Data records
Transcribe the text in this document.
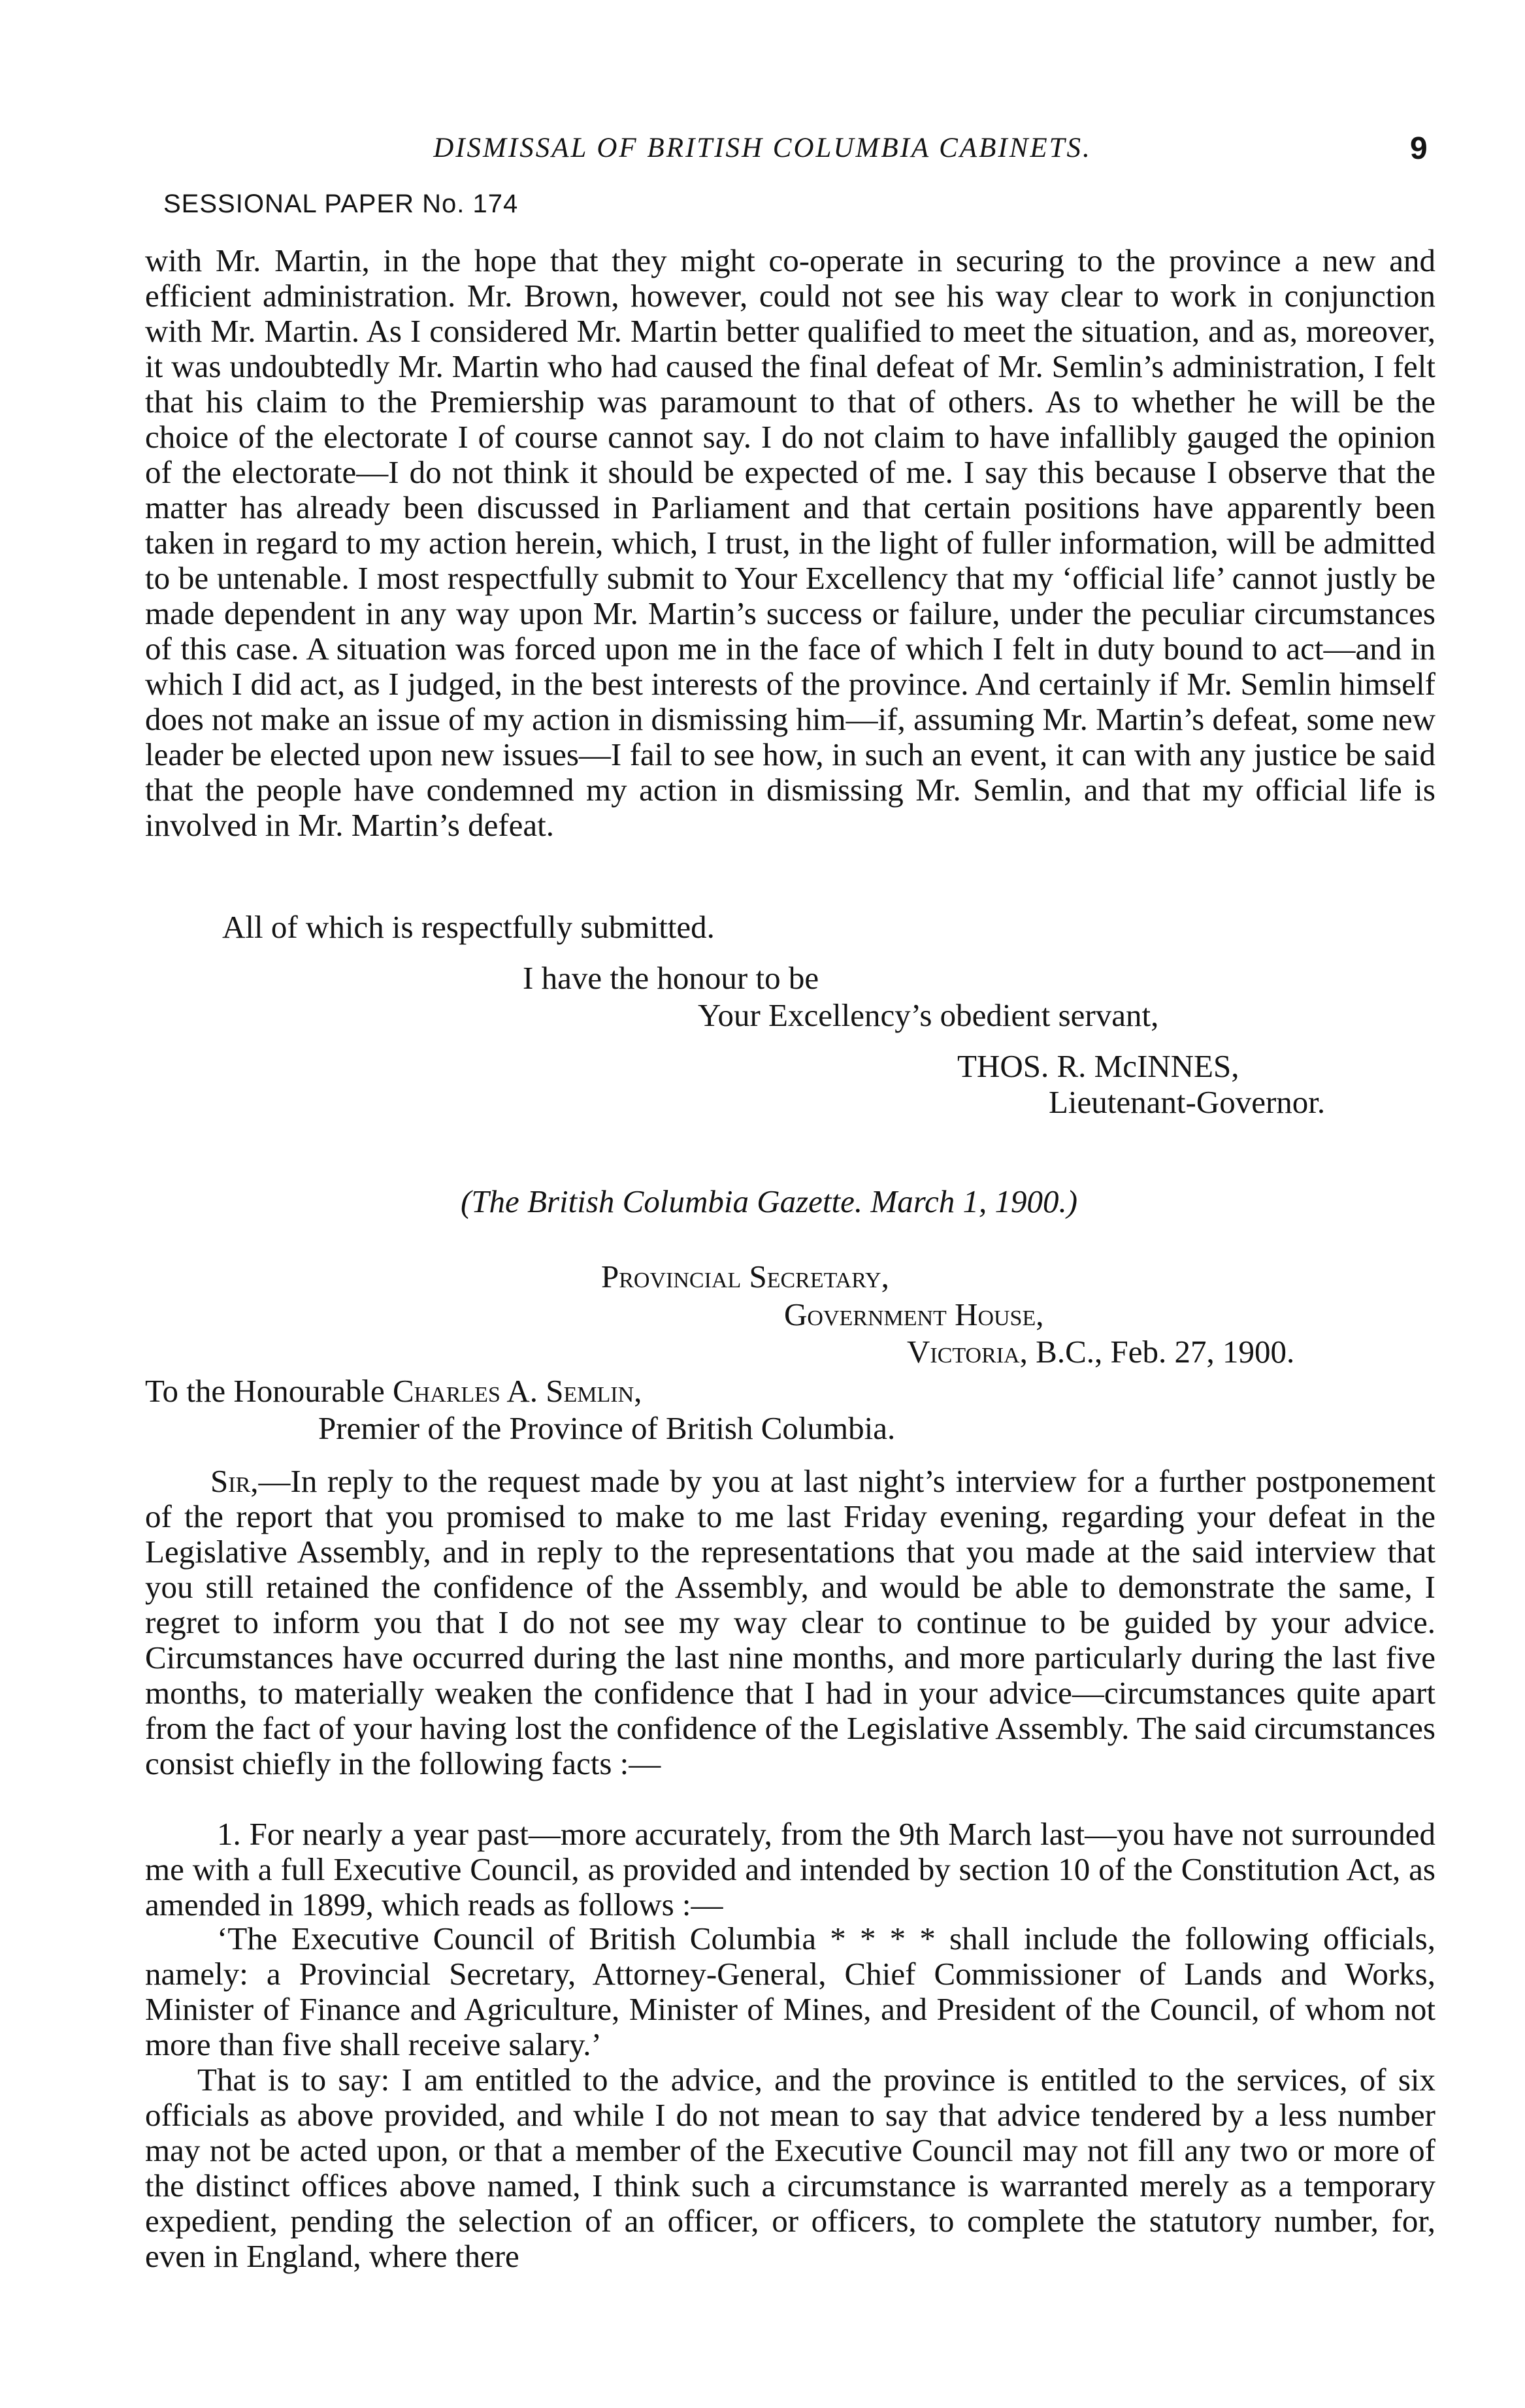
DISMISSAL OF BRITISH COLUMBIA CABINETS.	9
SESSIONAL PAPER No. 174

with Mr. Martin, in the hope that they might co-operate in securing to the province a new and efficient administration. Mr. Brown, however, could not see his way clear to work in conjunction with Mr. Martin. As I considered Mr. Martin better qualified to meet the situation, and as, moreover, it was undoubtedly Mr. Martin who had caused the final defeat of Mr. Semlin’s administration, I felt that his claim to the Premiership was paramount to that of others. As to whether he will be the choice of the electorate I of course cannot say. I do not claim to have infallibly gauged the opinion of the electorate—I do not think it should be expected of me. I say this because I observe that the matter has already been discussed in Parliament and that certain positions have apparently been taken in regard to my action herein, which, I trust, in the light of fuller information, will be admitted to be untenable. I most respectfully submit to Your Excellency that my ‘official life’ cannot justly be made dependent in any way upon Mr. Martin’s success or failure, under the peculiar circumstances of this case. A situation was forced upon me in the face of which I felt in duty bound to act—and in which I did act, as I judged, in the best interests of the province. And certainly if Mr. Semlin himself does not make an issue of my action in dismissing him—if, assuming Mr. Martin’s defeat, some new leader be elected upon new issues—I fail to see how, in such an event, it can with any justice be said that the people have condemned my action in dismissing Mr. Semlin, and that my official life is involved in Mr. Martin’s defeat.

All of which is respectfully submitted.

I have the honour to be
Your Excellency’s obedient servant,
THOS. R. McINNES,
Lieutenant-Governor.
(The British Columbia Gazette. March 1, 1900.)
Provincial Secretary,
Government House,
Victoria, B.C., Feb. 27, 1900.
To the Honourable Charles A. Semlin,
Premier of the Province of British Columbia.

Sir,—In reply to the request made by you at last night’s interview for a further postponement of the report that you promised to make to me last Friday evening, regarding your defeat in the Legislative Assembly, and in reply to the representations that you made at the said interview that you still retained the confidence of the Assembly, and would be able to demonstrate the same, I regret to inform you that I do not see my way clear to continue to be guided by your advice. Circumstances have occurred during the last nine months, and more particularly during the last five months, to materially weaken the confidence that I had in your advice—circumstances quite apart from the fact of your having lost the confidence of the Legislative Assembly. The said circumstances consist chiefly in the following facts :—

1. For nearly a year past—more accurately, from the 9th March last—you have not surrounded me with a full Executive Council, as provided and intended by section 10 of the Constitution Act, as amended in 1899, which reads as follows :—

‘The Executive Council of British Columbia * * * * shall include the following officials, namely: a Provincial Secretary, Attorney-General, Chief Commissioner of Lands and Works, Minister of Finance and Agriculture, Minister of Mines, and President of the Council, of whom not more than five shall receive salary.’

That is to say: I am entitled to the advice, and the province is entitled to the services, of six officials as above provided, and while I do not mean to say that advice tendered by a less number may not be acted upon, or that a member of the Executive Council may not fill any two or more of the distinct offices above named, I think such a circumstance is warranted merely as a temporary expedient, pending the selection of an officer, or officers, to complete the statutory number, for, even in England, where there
---
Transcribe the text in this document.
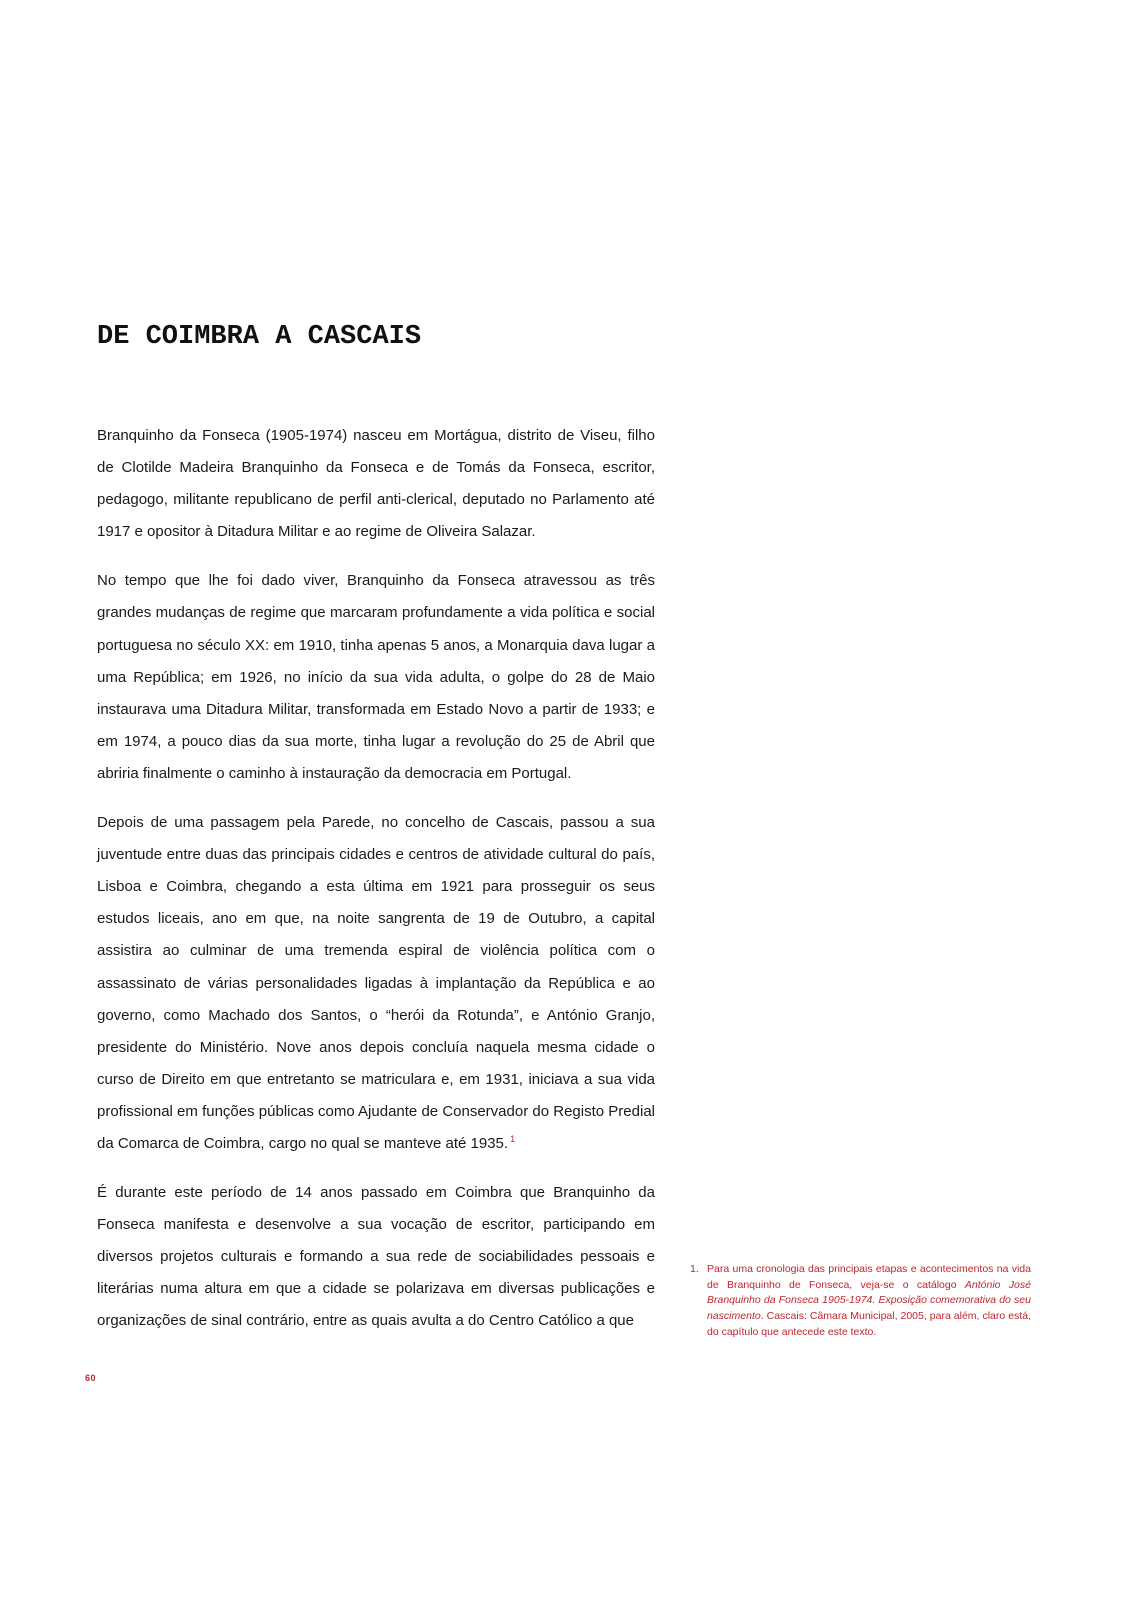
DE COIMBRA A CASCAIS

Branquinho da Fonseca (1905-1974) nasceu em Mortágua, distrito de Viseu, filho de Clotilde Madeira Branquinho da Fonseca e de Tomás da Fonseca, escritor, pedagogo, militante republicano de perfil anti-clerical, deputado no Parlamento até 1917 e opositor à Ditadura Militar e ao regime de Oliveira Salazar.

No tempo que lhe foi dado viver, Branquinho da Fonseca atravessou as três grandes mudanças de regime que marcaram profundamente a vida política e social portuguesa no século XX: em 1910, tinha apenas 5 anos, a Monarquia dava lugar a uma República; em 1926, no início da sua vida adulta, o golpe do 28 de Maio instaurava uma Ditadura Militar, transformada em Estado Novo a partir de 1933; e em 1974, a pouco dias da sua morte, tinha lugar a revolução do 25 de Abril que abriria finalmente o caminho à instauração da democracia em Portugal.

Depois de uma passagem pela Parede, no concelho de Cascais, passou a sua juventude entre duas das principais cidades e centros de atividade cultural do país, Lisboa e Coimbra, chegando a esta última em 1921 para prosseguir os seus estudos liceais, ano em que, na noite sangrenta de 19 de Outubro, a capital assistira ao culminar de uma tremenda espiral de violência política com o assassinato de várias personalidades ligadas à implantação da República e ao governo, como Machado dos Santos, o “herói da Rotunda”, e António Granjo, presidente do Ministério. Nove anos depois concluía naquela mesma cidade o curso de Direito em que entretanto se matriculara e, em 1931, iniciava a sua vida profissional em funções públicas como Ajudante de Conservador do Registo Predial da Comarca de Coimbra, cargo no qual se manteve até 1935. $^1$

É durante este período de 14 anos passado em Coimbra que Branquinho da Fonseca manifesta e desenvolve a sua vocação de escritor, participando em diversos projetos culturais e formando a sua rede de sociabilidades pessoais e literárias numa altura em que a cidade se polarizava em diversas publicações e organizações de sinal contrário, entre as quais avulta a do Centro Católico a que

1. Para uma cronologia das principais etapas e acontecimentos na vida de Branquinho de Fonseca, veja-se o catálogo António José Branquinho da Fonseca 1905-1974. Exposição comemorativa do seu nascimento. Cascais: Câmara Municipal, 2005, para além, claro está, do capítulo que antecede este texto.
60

_Objective_. Report all lines of the material that contain the word "March".

_Written answer_.
(The British Columbia Gazette. March 1, 1900.)
1. For nearly a year past—more accurately, from the 9th March last—you have not surrounded me with a full Executive Council, as provided and intended by section 10 of the Constitution Act, as amended in 1899, which reads as follows :—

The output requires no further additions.